▶ _Stated goal_: Leave the pictures out and print every record below exactly as it stands.

--- START Stored data ---

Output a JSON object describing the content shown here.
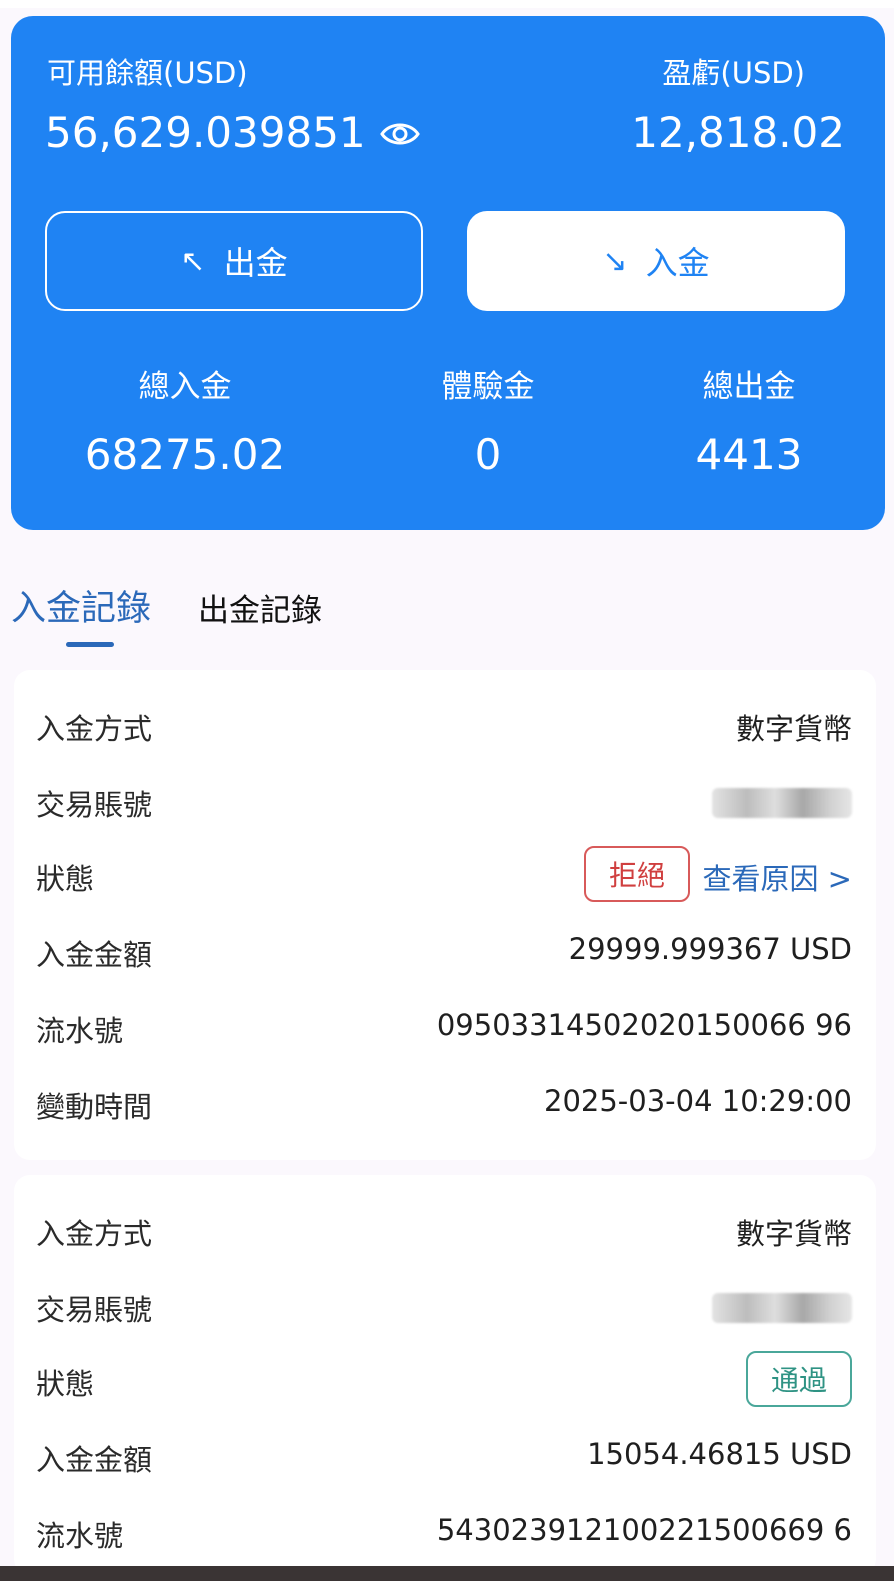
{
  "balance_card": {
    "available_label": "可用餘額(USD)",
    "available_value": "56,629.039851",
    "pnl_label": "盈虧(USD)",
    "pnl_value": "12,818.02",
    "withdraw_button": "出金",
    "deposit_button": "入金",
    "withdraw_arrow": "↖",
    "deposit_arrow": "↘",
    "stats": [
      {
        "label": "總入金",
        "value": "68275.02"
      },
      {
        "label": "體驗金",
        "value": "0"
      },
      {
        "label": "總出金",
        "value": "4413"
      }
    ],
    "card_color": "#1f83f3"
  },
  "tabs": [
    {
      "label": "入金記錄",
      "active": true
    },
    {
      "label": "出金記錄",
      "active": false
    }
  ],
  "records": [
    {
      "method_label": "入金方式",
      "method": "數字貨幣",
      "account_label": "交易賬號",
      "status_label": "狀態",
      "status": "拒絕",
      "reason_link": "查看原因 >",
      "amount_label": "入金金額",
      "amount": "29999.999367 USD",
      "serial_label": "流水號",
      "serial": "09503314502020150066 96",
      "time_label": "變動時間",
      "time": "2025-03-04 10:29:00"
    },
    {
      "method_label": "入金方式",
      "method": "數字貨幣",
      "account_label": "交易賬號",
      "status_label": "狀態",
      "status": "通過",
      "amount_label": "入金金額",
      "amount": "15054.46815 USD",
      "serial_label": "流水號",
      "serial": "543023912100221500669 6"
    }
  ]
}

--- END Stored data ---

▶ _The response_:
Output a JSON object describing the content shown here.
{
  "balance_card": {
    "available_label": "可用餘額(USD)",
    "available_value": "56,629.039851",
    "pnl_label": "盈虧(USD)",
    "pnl_value": "12,818.02",
    "withdraw_button": "出金",
    "deposit_button": "入金",
    "withdraw_arrow": "↖",
    "deposit_arrow": "↘",
    "stats": [
      {
        "label": "總入金",
        "value": "68275.02"
      },
      {
        "label": "體驗金",
        "value": "0"
      },
      {
        "label": "總出金",
        "value": "4413"
      }
    ],
    "card_color": "#1f83f3"
  },
  "tabs": [
    {
      "label": "入金記錄",
      "active": true
    },
    {
      "label": "出金記錄",
      "active": false
    }
  ],
  "records": [
    {
      "method_label": "入金方式",
      "method": "數字貨幣",
      "account_label": "交易賬號",
      "status_label": "狀態",
      "status": "拒絕",
      "reason_link": "查看原因 >",
      "amount_label": "入金金額",
      "amount": "29999.999367 USD",
      "serial_label": "流水號",
      "serial": "09503314502020150066 96",
      "time_label": "變動時間",
      "time": "2025-03-04 10:29:00"
    },
    {
      "method_label": "入金方式",
      "method": "數字貨幣",
      "account_label": "交易賬號",
      "status_label": "狀態",
      "status": "通過",
      "amount_label": "入金金額",
      "amount": "15054.46815 USD",
      "serial_label": "流水號",
      "serial": "543023912100221500669 6"
    }
  ]
}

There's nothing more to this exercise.